• [What this task involves] Restate the listing that follows word for word, without its pictures.

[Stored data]
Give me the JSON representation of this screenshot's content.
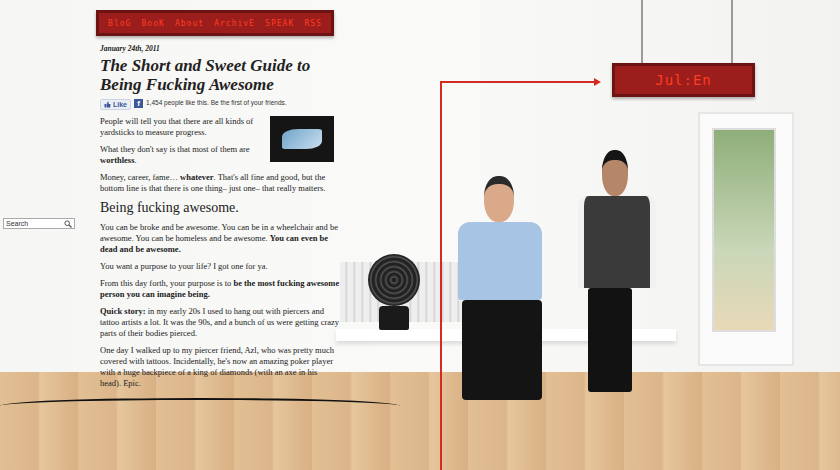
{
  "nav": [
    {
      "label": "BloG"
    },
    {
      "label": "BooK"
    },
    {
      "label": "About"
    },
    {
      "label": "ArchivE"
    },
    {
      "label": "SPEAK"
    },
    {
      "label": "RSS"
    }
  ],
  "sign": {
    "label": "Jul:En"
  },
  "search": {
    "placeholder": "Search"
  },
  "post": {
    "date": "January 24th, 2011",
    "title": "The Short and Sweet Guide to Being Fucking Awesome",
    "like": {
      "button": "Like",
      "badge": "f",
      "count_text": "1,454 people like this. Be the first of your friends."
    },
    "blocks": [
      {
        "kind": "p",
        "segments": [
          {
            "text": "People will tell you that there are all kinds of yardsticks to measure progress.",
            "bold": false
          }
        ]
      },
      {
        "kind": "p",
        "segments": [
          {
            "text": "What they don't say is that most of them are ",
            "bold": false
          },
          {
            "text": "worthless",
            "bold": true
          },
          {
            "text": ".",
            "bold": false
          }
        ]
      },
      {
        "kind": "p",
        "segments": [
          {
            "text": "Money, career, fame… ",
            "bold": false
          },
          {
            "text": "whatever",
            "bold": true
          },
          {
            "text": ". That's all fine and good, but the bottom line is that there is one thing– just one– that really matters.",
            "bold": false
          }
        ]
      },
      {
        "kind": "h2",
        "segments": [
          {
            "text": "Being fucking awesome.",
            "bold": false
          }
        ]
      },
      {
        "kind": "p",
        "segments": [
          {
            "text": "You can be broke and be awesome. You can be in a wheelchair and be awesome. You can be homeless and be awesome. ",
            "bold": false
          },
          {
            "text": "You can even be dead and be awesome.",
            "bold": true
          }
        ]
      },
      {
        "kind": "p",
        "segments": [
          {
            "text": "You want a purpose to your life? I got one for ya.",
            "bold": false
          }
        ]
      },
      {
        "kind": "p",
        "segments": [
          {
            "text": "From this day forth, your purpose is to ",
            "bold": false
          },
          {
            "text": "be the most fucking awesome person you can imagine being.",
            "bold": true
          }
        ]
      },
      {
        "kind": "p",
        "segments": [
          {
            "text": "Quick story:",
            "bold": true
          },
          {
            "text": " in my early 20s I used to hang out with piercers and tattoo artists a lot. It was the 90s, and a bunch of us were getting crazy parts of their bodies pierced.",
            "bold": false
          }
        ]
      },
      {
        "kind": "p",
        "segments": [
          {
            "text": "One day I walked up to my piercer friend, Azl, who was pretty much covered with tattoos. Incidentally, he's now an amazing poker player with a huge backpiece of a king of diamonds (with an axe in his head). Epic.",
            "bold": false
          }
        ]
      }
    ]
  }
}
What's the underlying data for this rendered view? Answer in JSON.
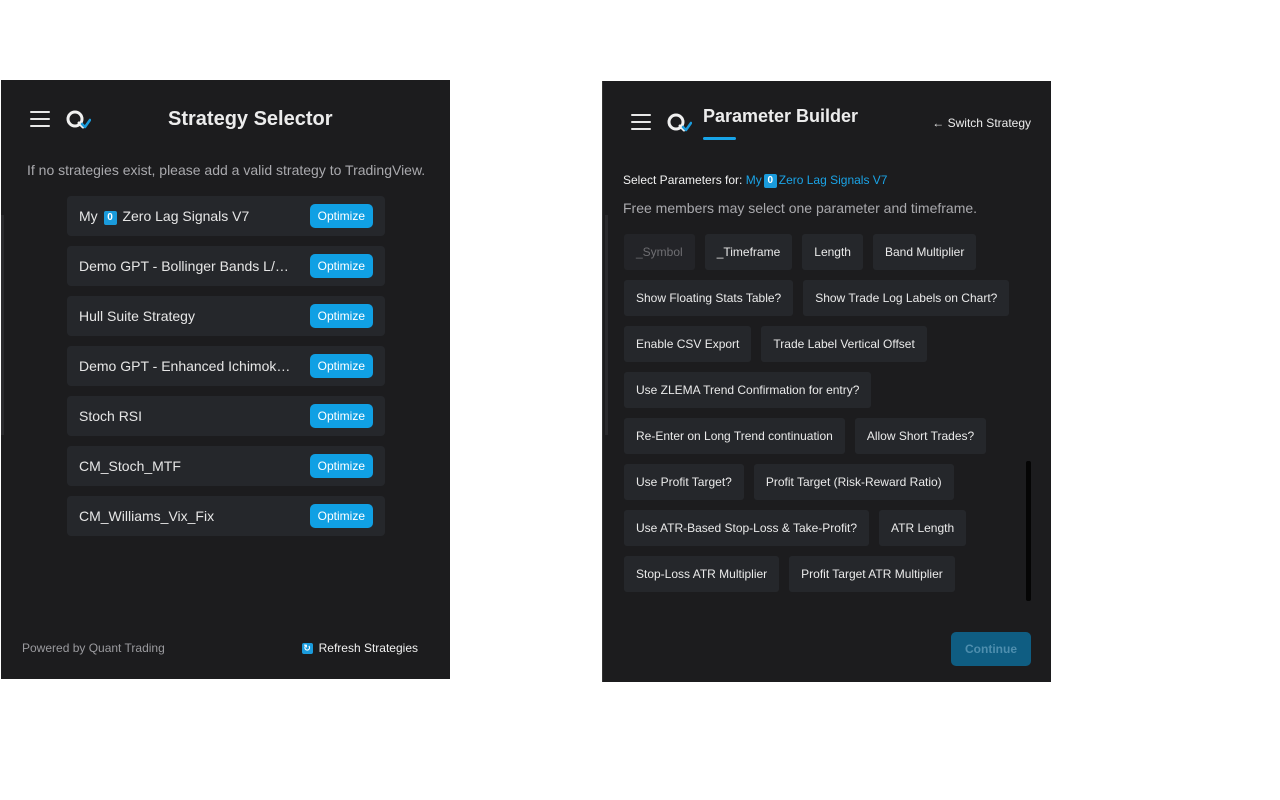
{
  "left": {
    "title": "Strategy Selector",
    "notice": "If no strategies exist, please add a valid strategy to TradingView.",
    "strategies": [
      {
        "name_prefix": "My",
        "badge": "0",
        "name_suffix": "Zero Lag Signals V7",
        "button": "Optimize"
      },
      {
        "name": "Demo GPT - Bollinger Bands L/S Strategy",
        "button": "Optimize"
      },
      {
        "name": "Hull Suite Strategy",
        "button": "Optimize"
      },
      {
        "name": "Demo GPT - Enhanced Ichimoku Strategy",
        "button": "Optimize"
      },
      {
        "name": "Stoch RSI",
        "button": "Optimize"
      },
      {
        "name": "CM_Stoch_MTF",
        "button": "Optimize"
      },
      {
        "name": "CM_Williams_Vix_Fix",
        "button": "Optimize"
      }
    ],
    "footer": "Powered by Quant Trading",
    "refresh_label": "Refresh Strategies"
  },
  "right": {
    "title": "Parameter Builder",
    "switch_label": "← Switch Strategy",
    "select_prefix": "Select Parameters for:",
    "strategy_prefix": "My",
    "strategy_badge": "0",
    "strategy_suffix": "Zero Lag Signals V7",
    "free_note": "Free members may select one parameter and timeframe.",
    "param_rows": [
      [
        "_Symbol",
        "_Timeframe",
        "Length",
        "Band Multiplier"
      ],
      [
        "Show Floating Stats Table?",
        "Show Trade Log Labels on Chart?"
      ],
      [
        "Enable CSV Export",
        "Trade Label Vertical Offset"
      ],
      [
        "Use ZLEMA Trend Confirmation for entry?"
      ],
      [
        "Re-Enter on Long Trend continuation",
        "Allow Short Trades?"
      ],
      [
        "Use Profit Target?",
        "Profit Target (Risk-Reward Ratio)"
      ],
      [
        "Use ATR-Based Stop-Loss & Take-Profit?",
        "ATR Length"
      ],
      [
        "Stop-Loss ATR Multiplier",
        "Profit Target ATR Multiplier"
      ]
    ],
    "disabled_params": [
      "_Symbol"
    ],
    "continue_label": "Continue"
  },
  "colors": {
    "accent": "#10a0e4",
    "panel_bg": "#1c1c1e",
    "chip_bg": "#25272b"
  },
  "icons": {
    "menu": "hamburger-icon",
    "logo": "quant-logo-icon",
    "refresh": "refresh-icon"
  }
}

• [Solution to this task]
Give me the JSON representation of this screenshot's content.
{
  "nav": [
    {
      "label": "BloG"
    },
    {
      "label": "BooK"
    },
    {
      "label": "About"
    },
    {
      "label": "ArchivE"
    },
    {
      "label": "SPEAK"
    },
    {
      "label": "RSS"
    }
  ],
  "sign": {
    "label": "Jul:En"
  },
  "search": {
    "placeholder": "Search"
  },
  "post": {
    "date": "January 24th, 2011",
    "title": "The Short and Sweet Guide to Being Fucking Awesome",
    "like": {
      "button": "Like",
      "badge": "f",
      "count_text": "1,454 people like this. Be the first of your friends."
    },
    "blocks": [
      {
        "kind": "p",
        "segments": [
          {
            "text": "People will tell you that there are all kinds of yardsticks to measure progress.",
            "bold": false
          }
        ]
      },
      {
        "kind": "p",
        "segments": [
          {
            "text": "What they don't say is that most of them are ",
            "bold": false
          },
          {
            "text": "worthless",
            "bold": true
          },
          {
            "text": ".",
            "bold": false
          }
        ]
      },
      {
        "kind": "p",
        "segments": [
          {
            "text": "Money, career, fame… ",
            "bold": false
          },
          {
            "text": "whatever",
            "bold": true
          },
          {
            "text": ". That's all fine and good, but the bottom line is that there is one thing– just one– that really matters.",
            "bold": false
          }
        ]
      },
      {
        "kind": "h2",
        "segments": [
          {
            "text": "Being fucking awesome.",
            "bold": false
          }
        ]
      },
      {
        "kind": "p",
        "segments": [
          {
            "text": "You can be broke and be awesome. You can be in a wheelchair and be awesome. You can be homeless and be awesome. ",
            "bold": false
          },
          {
            "text": "You can even be dead and be awesome.",
            "bold": true
          }
        ]
      },
      {
        "kind": "p",
        "segments": [
          {
            "text": "You want a purpose to your life? I got one for ya.",
            "bold": false
          }
        ]
      },
      {
        "kind": "p",
        "segments": [
          {
            "text": "From this day forth, your purpose is to ",
            "bold": false
          },
          {
            "text": "be the most fucking awesome person you can imagine being.",
            "bold": true
          }
        ]
      },
      {
        "kind": "p",
        "segments": [
          {
            "text": "Quick story:",
            "bold": true
          },
          {
            "text": " in my early 20s I used to hang out with piercers and tattoo artists a lot. It was the 90s, and a bunch of us were getting crazy parts of their bodies pierced.",
            "bold": false
          }
        ]
      },
      {
        "kind": "p",
        "segments": [
          {
            "text": "One day I walked up to my piercer friend, Azl, who was pretty much covered with tattoos. Incidentally, he's now an amazing poker player with a huge backpiece of a king of diamonds (with an axe in his head). Epic.",
            "bold": false
          }
        ]
      }
    ]
  }
}
What's the underlying data for this rendered view? Answer in JSON.
{
  "left": {
    "title": "Strategy Selector",
    "notice": "If no strategies exist, please add a valid strategy to TradingView.",
    "strategies": [
      {
        "name_prefix": "My",
        "badge": "0",
        "name_suffix": "Zero Lag Signals V7",
        "button": "Optimize"
      },
      {
        "name": "Demo GPT - Bollinger Bands L/S Strategy",
        "button": "Optimize"
      },
      {
        "name": "Hull Suite Strategy",
        "button": "Optimize"
      },
      {
        "name": "Demo GPT - Enhanced Ichimoku Strategy",
        "button": "Optimize"
      },
      {
        "name": "Stoch RSI",
        "button": "Optimize"
      },
      {
        "name": "CM_Stoch_MTF",
        "button": "Optimize"
      },
      {
        "name": "CM_Williams_Vix_Fix",
        "button": "Optimize"
      }
    ],
    "footer": "Powered by Quant Trading",
    "refresh_label": "Refresh Strategies"
  },
  "right": {
    "title": "Parameter Builder",
    "switch_label": "← Switch Strategy",
    "select_prefix": "Select Parameters for:",
    "strategy_prefix": "My",
    "strategy_badge": "0",
    "strategy_suffix": "Zero Lag Signals V7",
    "free_note": "Free members may select one parameter and timeframe.",
    "param_rows": [
      [
        "_Symbol",
        "_Timeframe",
        "Length",
        "Band Multiplier"
      ],
      [
        "Show Floating Stats Table?",
        "Show Trade Log Labels on Chart?"
      ],
      [
        "Enable CSV Export",
        "Trade Label Vertical Offset"
      ],
      [
        "Use ZLEMA Trend Confirmation for entry?"
      ],
      [
        "Re-Enter on Long Trend continuation",
        "Allow Short Trades?"
      ],
      [
        "Use Profit Target?",
        "Profit Target (Risk-Reward Ratio)"
      ],
      [
        "Use ATR-Based Stop-Loss & Take-Profit?",
        "ATR Length"
      ],
      [
        "Stop-Loss ATR Multiplier",
        "Profit Target ATR Multiplier"
      ]
    ],
    "disabled_params": [
      "_Symbol"
    ],
    "continue_label": "Continue"
  },
  "colors": {
    "accent": "#10a0e4",
    "panel_bg": "#1c1c1e",
    "chip_bg": "#25272b"
  },
  "icons": {
    "menu": "hamburger-icon",
    "logo": "quant-logo-icon",
    "refresh": "refresh-icon"
  }
}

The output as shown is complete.